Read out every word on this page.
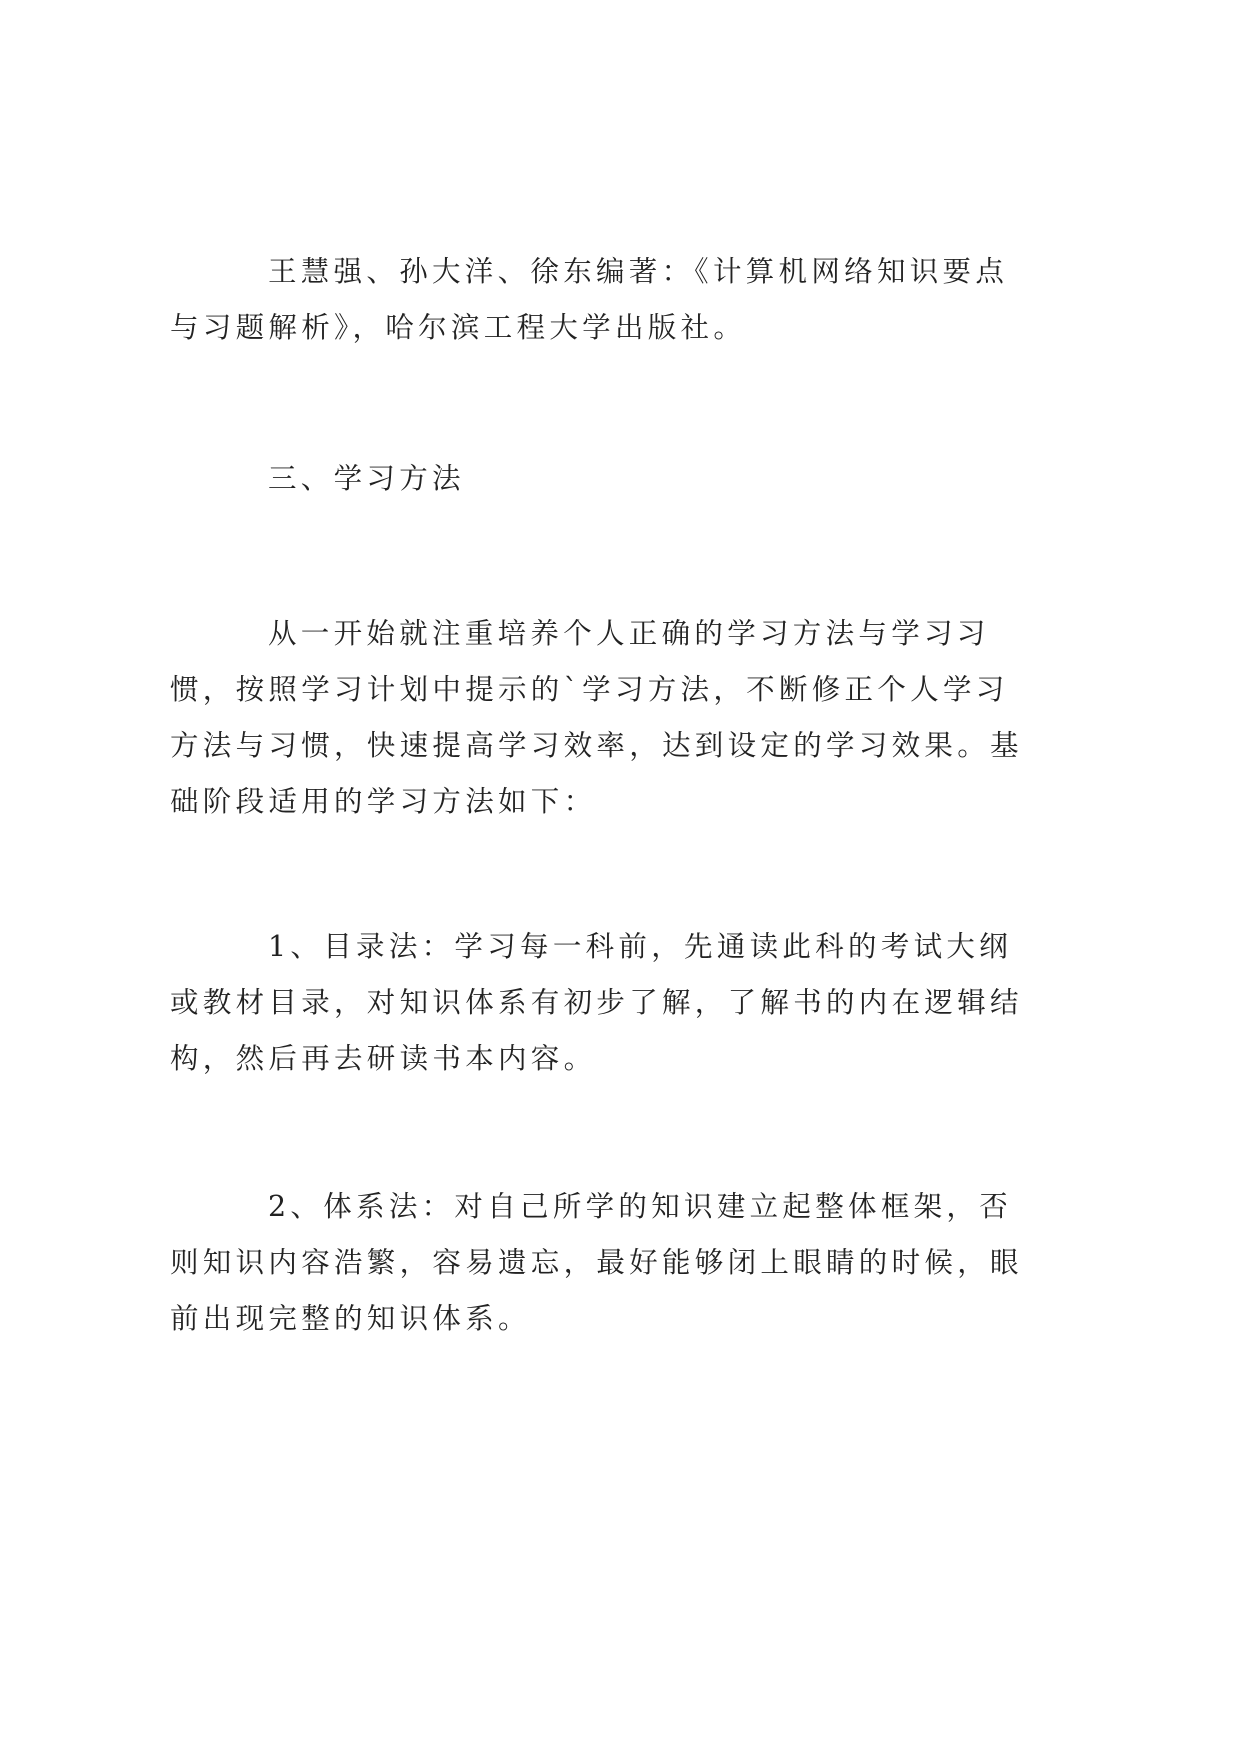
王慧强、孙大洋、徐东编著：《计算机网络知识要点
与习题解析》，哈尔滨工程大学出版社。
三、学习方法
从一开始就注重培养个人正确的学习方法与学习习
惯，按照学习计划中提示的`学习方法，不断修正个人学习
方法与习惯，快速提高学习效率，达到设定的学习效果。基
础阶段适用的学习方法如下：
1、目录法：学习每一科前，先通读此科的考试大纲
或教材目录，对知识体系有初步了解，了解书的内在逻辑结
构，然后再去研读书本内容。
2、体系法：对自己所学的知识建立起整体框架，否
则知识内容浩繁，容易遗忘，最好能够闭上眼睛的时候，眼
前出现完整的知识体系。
◆ ◆ ◆ ◆
EXERCISE
Set down all the data again exactly as above, pictures excluded.

TASK OUTPUT
Read out every word on this page.
王慧强、孙大洋、徐东编著：《计算机网络知识要点
与习题解析》，哈尔滨工程大学出版社。
三、学习方法
从一开始就注重培养个人正确的学习方法与学习习
惯，按照学习计划中提示的`学习方法，不断修正个人学习
方法与习惯，快速提高学习效率，达到设定的学习效果。基
础阶段适用的学习方法如下：
1、目录法：学习每一科前，先通读此科的考试大纲
或教材目录，对知识体系有初步了解，了解书的内在逻辑结
构，然后再去研读书本内容。
2、体系法：对自己所学的知识建立起整体框架，否
则知识内容浩繁，容易遗忘，最好能够闭上眼睛的时候，眼
前出现完整的知识体系。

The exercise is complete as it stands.